Task brief:
Repeat the material exactly, leaving nothing out.

Entries supplied:
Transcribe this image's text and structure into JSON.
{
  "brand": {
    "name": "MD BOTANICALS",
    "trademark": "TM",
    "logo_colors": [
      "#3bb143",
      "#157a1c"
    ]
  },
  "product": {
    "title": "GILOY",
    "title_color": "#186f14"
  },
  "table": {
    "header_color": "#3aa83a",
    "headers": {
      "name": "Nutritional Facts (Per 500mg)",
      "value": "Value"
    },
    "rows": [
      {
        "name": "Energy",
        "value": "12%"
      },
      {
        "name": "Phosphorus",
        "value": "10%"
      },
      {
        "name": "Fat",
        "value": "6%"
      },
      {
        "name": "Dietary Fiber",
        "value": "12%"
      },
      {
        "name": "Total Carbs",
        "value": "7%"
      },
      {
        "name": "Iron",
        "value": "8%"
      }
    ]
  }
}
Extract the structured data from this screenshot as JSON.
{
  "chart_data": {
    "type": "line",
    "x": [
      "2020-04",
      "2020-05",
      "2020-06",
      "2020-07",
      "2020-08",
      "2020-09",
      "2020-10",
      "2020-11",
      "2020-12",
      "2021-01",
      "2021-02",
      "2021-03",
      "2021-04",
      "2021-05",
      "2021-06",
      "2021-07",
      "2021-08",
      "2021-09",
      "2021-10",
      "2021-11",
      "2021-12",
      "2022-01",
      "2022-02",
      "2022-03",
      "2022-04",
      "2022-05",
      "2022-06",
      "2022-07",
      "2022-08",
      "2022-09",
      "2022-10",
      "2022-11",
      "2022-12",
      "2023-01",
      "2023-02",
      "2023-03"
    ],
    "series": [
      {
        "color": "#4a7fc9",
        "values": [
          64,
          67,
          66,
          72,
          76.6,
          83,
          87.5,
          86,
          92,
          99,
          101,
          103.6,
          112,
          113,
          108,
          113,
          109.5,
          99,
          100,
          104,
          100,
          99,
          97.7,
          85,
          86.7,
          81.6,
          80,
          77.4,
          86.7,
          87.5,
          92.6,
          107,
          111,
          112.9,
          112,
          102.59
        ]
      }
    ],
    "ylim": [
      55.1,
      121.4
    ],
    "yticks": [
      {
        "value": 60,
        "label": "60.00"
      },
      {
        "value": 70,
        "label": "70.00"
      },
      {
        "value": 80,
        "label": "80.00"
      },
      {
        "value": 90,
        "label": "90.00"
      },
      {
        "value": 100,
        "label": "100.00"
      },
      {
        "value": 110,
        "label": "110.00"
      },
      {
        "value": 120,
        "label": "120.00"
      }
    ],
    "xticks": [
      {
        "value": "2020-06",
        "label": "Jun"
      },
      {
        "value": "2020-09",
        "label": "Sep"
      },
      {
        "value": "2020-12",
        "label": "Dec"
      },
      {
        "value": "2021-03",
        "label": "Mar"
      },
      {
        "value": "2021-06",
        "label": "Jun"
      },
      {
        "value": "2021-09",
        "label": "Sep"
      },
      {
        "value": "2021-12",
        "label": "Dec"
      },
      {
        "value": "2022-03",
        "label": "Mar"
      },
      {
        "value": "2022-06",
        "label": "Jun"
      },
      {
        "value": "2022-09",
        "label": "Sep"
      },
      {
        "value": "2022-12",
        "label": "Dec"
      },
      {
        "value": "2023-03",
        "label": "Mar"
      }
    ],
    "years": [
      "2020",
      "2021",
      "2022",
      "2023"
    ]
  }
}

Result:
Transcribe this image's text and structure into JSON.
{
  "brand": {
    "name": "MD BOTANICALS",
    "trademark": "TM",
    "logo_colors": [
      "#3bb143",
      "#157a1c"
    ]
  },
  "product": {
    "title": "GILOY",
    "title_color": "#186f14"
  },
  "table": {
    "header_color": "#3aa83a",
    "headers": {
      "name": "Nutritional Facts (Per 500mg)",
      "value": "Value"
    },
    "rows": [
      {
        "name": "Energy",
        "value": "12%"
      },
      {
        "name": "Phosphorus",
        "value": "10%"
      },
      {
        "name": "Fat",
        "value": "6%"
      },
      {
        "name": "Dietary Fiber",
        "value": "12%"
      },
      {
        "name": "Total Carbs",
        "value": "7%"
      },
      {
        "name": "Iron",
        "value": "8%"
      }
    ]
  }
}
Extract the structured data from this screenshot as JSON.
{
  "chart_data": {
    "type": "line",
    "x": [
      "2020-04",
      "2020-05",
      "2020-06",
      "2020-07",
      "2020-08",
      "2020-09",
      "2020-10",
      "2020-11",
      "2020-12",
      "2021-01",
      "2021-02",
      "2021-03",
      "2021-04",
      "2021-05",
      "2021-06",
      "2021-07",
      "2021-08",
      "2021-09",
      "2021-10",
      "2021-11",
      "2021-12",
      "2022-01",
      "2022-02",
      "2022-03",
      "2022-04",
      "2022-05",
      "2022-06",
      "2022-07",
      "2022-08",
      "2022-09",
      "2022-10",
      "2022-11",
      "2022-12",
      "2023-01",
      "2023-02",
      "2023-03"
    ],
    "series": [
      {
        "color": "#4a7fc9",
        "values": [
          64,
          67,
          66,
          72,
          76.6,
          83,
          87.5,
          86,
          92,
          99,
          101,
          103.6,
          112,
          113,
          108,
          113,
          109.5,
          99,
          100,
          104,
          100,
          99,
          97.7,
          85,
          86.7,
          81.6,
          80,
          77.4,
          86.7,
          87.5,
          92.6,
          107,
          111,
          112.9,
          112,
          102.59
        ]
      }
    ],
    "ylim": [
      55.1,
      121.4
    ],
    "yticks": [
      {
        "value": 60,
        "label": "60.00"
      },
      {
        "value": 70,
        "label": "70.00"
      },
      {
        "value": 80,
        "label": "80.00"
      },
      {
        "value": 90,
        "label": "90.00"
      },
      {
        "value": 100,
        "label": "100.00"
      },
      {
        "value": 110,
        "label": "110.00"
      },
      {
        "value": 120,
        "label": "120.00"
      }
    ],
    "xticks": [
      {
        "value": "2020-06",
        "label": "Jun"
      },
      {
        "value": "2020-09",
        "label": "Sep"
      },
      {
        "value": "2020-12",
        "label": "Dec"
      },
      {
        "value": "2021-03",
        "label": "Mar"
      },
      {
        "value": "2021-06",
        "label": "Jun"
      },
      {
        "value": "2021-09",
        "label": "Sep"
      },
      {
        "value": "2021-12",
        "label": "Dec"
      },
      {
        "value": "2022-03",
        "label": "Mar"
      },
      {
        "value": "2022-06",
        "label": "Jun"
      },
      {
        "value": "2022-09",
        "label": "Sep"
      },
      {
        "value": "2022-12",
        "label": "Dec"
      },
      {
        "value": "2023-03",
        "label": "Mar"
      }
    ],
    "years": [
      "2020",
      "2021",
      "2022",
      "2023"
    ]
  }
}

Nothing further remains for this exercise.